Task goal:
Lines containing the word "with" are to be located and copied.
═════ Exercise materials
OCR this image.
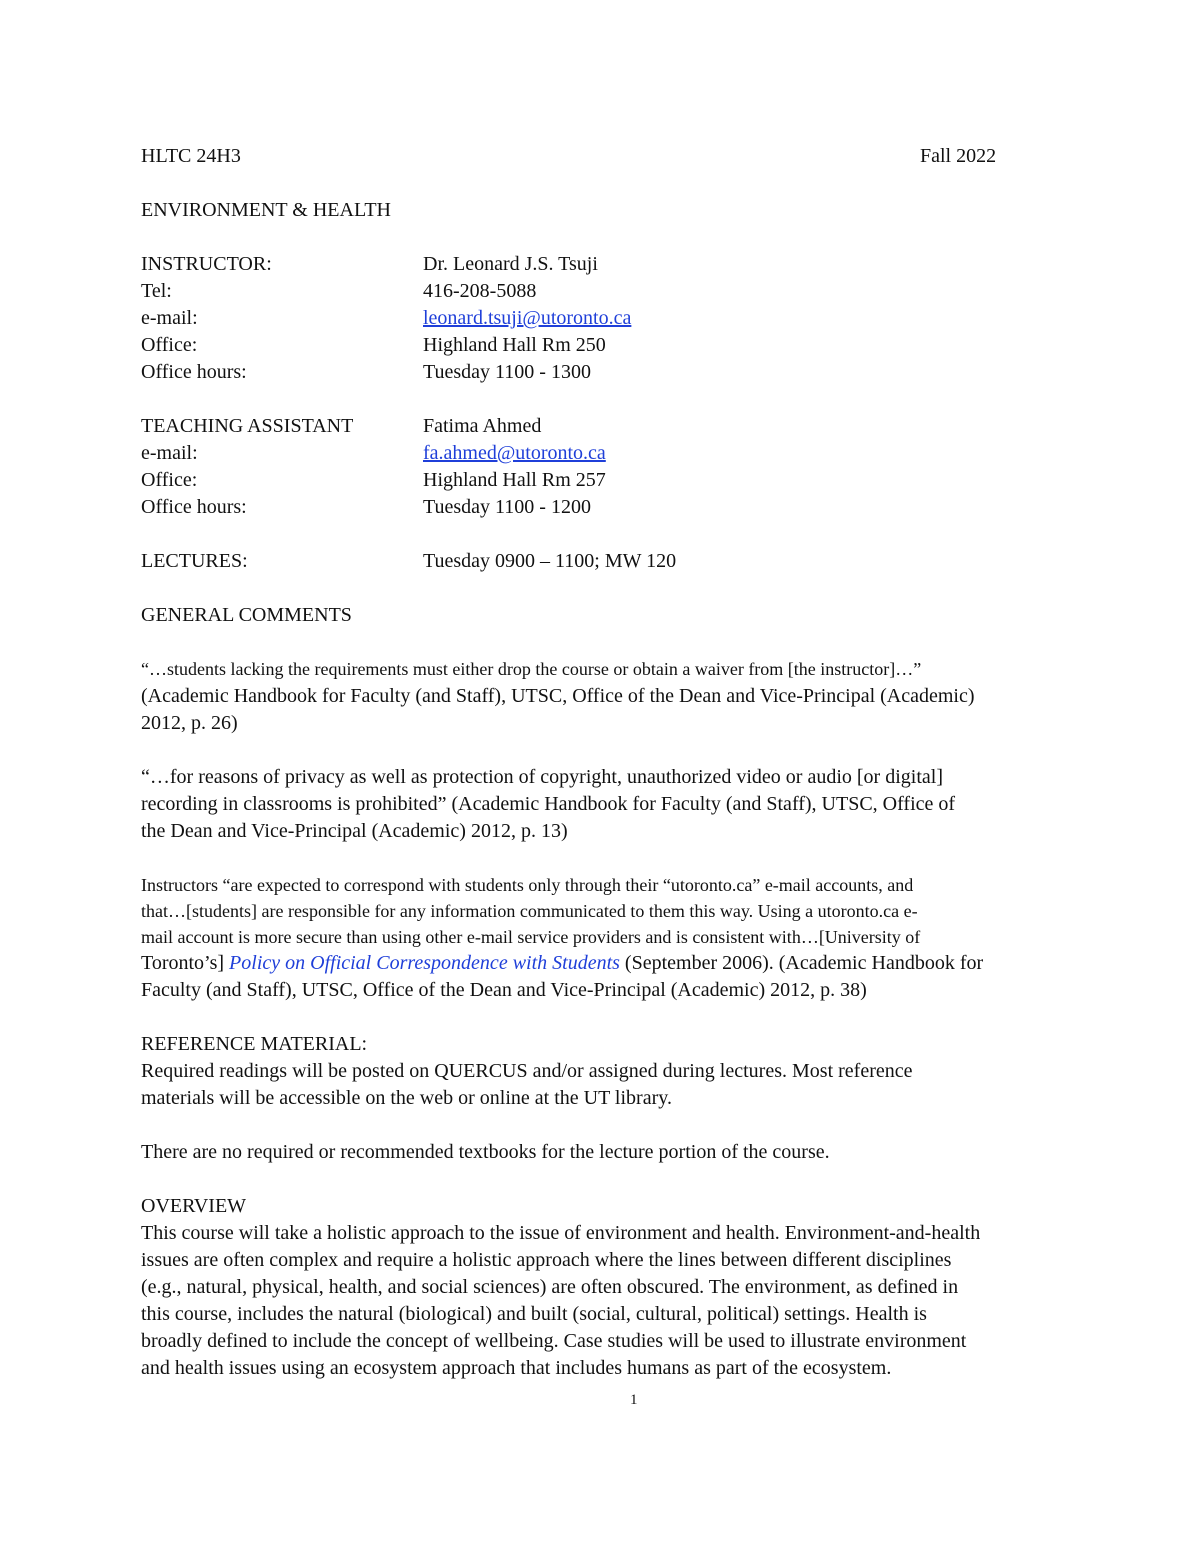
HLTC 24H3	Fall 2022
ENVIRONMENT & HEALTH
INSTRUCTOR:	Dr. Leonard J.S. Tsuji
Tel:	416-208-5088
e-mail:	leonard.tsuji@utoronto.ca
Office:	Highland Hall Rm 250
Office hours:	Tuesday 1100 - 1300
TEACHING ASSISTANT	Fatima Ahmed
e-mail:	fa.ahmed@utoronto.ca
Office:	Highland Hall Rm 257
Office hours:	Tuesday 1100 - 1200
LECTURES:	Tuesday 0900 – 1100; MW 120
GENERAL COMMENTS
“…students lacking the requirements must either drop the course or obtain a waiver from [the instructor]…”
(Academic Handbook for Faculty (and Staff), UTSC, Office of the Dean and Vice-Principal (Academic)
2012, p. 26)
“…for reasons of privacy as well as protection of copyright, unauthorized video or audio [or digital]
recording in classrooms is prohibited” (Academic Handbook for Faculty (and Staff), UTSC, Office of
the Dean and Vice-Principal (Academic) 2012, p. 13)
Instructors “are expected to correspond with students only through their “utoronto.ca” e-mail accounts, and
that…[students] are responsible for any information communicated to them this way. Using a utoronto.ca e-
mail account is more secure than using other e-mail service providers and is consistent with…[University of
Toronto’s] Policy on Official Correspondence with Students (September 2006). (Academic Handbook for
Faculty (and Staff), UTSC, Office of the Dean and Vice-Principal (Academic) 2012, p. 38)
REFERENCE MATERIAL:
Required readings will be posted on QUERCUS and/or assigned during lectures. Most reference
materials will be accessible on the web or online at the UT library.
There are no required or recommended textbooks for the lecture portion of the course.
OVERVIEW
This course will take a holistic approach to the issue of environment and health. Environment-and-health
issues are often complex and require a holistic approach where the lines between different disciplines
(e.g., natural, physical, health, and social sciences) are often obscured. The environment, as defined in
this course, includes the natural (biological) and built (social, cultural, political) settings. Health is
broadly defined to include the concept of wellbeing. Case studies will be used to illustrate environment
and health issues using an ecosystem approach that includes humans as part of the ecosystem.
1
══════════
Problem solution:
Instructors “are expected to correspond with students only through their “utoronto.ca” e-mail accounts, and
mail account is more secure than using other e-mail service providers and is consistent with…[University of
Toronto’s] Policy on Official Correspondence with Students (September 2006). (Academic Handbook for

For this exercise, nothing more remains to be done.